● **LISTING**:
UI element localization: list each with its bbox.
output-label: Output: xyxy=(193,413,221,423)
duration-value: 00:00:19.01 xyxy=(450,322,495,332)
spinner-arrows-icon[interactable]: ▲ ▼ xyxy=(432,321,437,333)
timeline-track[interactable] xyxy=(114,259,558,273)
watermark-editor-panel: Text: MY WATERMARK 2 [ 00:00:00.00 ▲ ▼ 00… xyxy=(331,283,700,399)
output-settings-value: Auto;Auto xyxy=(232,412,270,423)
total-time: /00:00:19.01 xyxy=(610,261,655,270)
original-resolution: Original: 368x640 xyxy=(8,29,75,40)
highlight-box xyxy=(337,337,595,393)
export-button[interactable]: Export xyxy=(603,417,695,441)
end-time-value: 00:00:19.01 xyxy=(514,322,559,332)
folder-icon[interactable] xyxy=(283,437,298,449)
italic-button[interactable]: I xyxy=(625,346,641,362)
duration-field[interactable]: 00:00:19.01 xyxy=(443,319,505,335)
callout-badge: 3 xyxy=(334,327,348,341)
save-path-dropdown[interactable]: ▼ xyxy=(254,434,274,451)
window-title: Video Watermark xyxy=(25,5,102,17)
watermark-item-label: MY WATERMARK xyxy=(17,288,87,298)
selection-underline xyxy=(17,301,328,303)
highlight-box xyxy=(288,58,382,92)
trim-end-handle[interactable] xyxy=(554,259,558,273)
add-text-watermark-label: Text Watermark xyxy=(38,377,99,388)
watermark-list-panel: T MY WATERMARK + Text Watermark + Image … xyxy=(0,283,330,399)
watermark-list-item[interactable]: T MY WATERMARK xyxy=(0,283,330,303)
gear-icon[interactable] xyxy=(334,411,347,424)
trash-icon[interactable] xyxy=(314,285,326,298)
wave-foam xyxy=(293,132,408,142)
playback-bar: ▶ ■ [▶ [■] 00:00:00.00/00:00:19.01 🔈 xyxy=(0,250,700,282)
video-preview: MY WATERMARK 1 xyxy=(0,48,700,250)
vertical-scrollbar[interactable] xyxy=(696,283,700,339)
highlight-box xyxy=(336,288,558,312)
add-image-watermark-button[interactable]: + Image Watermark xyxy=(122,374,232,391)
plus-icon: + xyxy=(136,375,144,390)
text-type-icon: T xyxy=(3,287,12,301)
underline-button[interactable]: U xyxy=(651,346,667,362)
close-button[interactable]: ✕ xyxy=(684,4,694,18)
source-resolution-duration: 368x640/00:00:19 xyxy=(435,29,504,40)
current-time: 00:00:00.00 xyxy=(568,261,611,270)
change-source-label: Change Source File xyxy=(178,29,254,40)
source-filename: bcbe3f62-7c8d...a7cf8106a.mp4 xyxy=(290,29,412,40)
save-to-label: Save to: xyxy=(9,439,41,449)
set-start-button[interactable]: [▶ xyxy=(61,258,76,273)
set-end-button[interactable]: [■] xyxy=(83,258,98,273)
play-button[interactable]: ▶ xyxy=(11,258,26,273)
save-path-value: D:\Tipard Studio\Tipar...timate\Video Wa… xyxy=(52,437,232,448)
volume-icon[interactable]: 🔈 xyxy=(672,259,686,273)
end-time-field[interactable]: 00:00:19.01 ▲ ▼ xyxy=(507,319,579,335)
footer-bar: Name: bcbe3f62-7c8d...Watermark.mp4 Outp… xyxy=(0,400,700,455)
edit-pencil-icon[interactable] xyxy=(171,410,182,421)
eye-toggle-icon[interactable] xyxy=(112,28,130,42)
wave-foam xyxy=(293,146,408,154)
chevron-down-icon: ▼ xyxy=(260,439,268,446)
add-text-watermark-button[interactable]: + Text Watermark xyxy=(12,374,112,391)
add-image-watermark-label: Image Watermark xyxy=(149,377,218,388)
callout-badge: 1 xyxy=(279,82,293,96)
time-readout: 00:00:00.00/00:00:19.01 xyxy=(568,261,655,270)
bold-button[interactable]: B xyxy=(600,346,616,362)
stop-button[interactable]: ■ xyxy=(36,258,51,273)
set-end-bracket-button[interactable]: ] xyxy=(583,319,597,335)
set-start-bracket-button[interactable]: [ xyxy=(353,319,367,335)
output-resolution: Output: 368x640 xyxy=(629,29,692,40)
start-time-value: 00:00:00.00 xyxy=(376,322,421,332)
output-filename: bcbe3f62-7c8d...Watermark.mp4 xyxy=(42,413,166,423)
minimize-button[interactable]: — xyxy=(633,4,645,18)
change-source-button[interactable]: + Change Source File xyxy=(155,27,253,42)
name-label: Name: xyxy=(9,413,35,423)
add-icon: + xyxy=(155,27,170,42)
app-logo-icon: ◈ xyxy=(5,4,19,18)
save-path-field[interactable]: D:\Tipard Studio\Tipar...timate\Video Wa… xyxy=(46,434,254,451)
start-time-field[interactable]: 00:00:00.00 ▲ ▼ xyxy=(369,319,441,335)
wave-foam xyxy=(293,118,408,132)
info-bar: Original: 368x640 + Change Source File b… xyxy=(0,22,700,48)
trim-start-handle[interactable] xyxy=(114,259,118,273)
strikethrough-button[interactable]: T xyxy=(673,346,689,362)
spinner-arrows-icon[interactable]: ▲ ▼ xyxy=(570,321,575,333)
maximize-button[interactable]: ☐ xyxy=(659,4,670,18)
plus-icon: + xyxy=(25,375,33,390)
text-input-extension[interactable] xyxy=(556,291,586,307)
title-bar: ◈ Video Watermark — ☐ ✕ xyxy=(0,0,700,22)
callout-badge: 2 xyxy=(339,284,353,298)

● **TASK REQUIREMENTS**:
Write out the lines above word for word.

● **ANSWER TO THE TASK**:
UI element localization: list each with its bbox.
output-label: Output: xyxy=(193,413,221,423)
duration-value: 00:00:19.01 xyxy=(450,322,495,332)
spinner-arrows-icon[interactable]: ▲ ▼ xyxy=(432,321,437,333)
timeline-track[interactable] xyxy=(114,259,558,273)
watermark-editor-panel: Text: MY WATERMARK 2 [ 00:00:00.00 ▲ ▼ 00… xyxy=(331,283,700,399)
output-settings-value: Auto;Auto xyxy=(232,412,270,423)
total-time: /00:00:19.01 xyxy=(610,261,655,270)
original-resolution: Original: 368x640 xyxy=(8,29,75,40)
highlight-box xyxy=(337,337,595,393)
export-button[interactable]: Export xyxy=(603,417,695,441)
end-time-value: 00:00:19.01 xyxy=(514,322,559,332)
folder-icon[interactable] xyxy=(283,437,298,449)
italic-button[interactable]: I xyxy=(625,346,641,362)
duration-field[interactable]: 00:00:19.01 xyxy=(443,319,505,335)
callout-badge: 3 xyxy=(334,327,348,341)
save-path-dropdown[interactable]: ▼ xyxy=(254,434,274,451)
window-title: Video Watermark xyxy=(25,5,102,17)
watermark-item-label: MY WATERMARK xyxy=(17,288,87,298)
selection-underline xyxy=(17,301,328,303)
highlight-box xyxy=(288,58,382,92)
trim-end-handle[interactable] xyxy=(554,259,558,273)
add-text-watermark-label: Text Watermark xyxy=(38,377,99,388)
watermark-list-panel: T MY WATERMARK + Text Watermark + Image … xyxy=(0,283,330,399)
watermark-list-item[interactable]: T MY WATERMARK xyxy=(0,283,330,303)
gear-icon[interactable] xyxy=(334,411,347,424)
trash-icon[interactable] xyxy=(314,285,326,298)
wave-foam xyxy=(293,132,408,142)
playback-bar: ▶ ■ [▶ [■] 00:00:00.00/00:00:19.01 🔈 xyxy=(0,250,700,282)
video-preview: MY WATERMARK 1 xyxy=(0,48,700,250)
vertical-scrollbar[interactable] xyxy=(696,283,700,339)
highlight-box xyxy=(336,288,558,312)
add-image-watermark-button[interactable]: + Image Watermark xyxy=(122,374,232,391)
plus-icon: + xyxy=(136,375,144,390)
text-type-icon: T xyxy=(3,287,12,301)
underline-button[interactable]: U xyxy=(651,346,667,362)
close-button[interactable]: ✕ xyxy=(684,4,694,18)
source-resolution-duration: 368x640/00:00:19 xyxy=(435,29,504,40)
current-time: 00:00:00.00 xyxy=(568,261,611,270)
change-source-label: Change Source File xyxy=(178,29,254,40)
source-filename: bcbe3f62-7c8d...a7cf8106a.mp4 xyxy=(290,29,412,40)
save-to-label: Save to: xyxy=(9,439,41,449)
set-start-button[interactable]: [▶ xyxy=(61,258,76,273)
set-end-button[interactable]: [■] xyxy=(83,258,98,273)
play-button[interactable]: ▶ xyxy=(11,258,26,273)
save-path-value: D:\Tipard Studio\Tipar...timate\Video Wa… xyxy=(52,437,232,448)
volume-icon[interactable]: 🔈 xyxy=(672,259,686,273)
end-time-field[interactable]: 00:00:19.01 ▲ ▼ xyxy=(507,319,579,335)
footer-bar: Name: bcbe3f62-7c8d...Watermark.mp4 Outp… xyxy=(0,400,700,455)
edit-pencil-icon[interactable] xyxy=(171,410,182,421)
eye-toggle-icon[interactable] xyxy=(112,28,130,42)
wave-foam xyxy=(293,146,408,154)
chevron-down-icon: ▼ xyxy=(260,439,268,446)
add-text-watermark-button[interactable]: + Text Watermark xyxy=(12,374,112,391)
add-image-watermark-label: Image Watermark xyxy=(149,377,218,388)
callout-badge: 1 xyxy=(279,82,293,96)
time-readout: 00:00:00.00/00:00:19.01 xyxy=(568,261,655,270)
bold-button[interactable]: B xyxy=(600,346,616,362)
stop-button[interactable]: ■ xyxy=(36,258,51,273)
set-end-bracket-button[interactable]: ] xyxy=(583,319,597,335)
set-start-bracket-button[interactable]: [ xyxy=(353,319,367,335)
output-resolution: Output: 368x640 xyxy=(629,29,692,40)
start-time-value: 00:00:00.00 xyxy=(376,322,421,332)
output-filename: bcbe3f62-7c8d...Watermark.mp4 xyxy=(42,413,166,423)
minimize-button[interactable]: — xyxy=(633,4,645,18)
change-source-button[interactable]: + Change Source File xyxy=(155,27,253,42)
name-label: Name: xyxy=(9,413,35,423)
add-icon: + xyxy=(155,27,170,42)
app-logo-icon: ◈ xyxy=(5,4,19,18)
save-path-field[interactable]: D:\Tipard Studio\Tipar...timate\Video Wa… xyxy=(46,434,254,451)
start-time-field[interactable]: 00:00:00.00 ▲ ▼ xyxy=(369,319,441,335)
wave-foam xyxy=(293,118,408,132)
info-bar: Original: 368x640 + Change Source File b… xyxy=(0,22,700,48)
trim-start-handle[interactable] xyxy=(114,259,118,273)
strikethrough-button[interactable]: T xyxy=(673,346,689,362)
spinner-arrows-icon[interactable]: ▲ ▼ xyxy=(570,321,575,333)
maximize-button[interactable]: ☐ xyxy=(659,4,670,18)
plus-icon: + xyxy=(25,375,33,390)
text-input-extension[interactable] xyxy=(556,291,586,307)
title-bar: ◈ Video Watermark — ☐ ✕ xyxy=(0,0,700,22)
callout-badge: 2 xyxy=(339,284,353,298)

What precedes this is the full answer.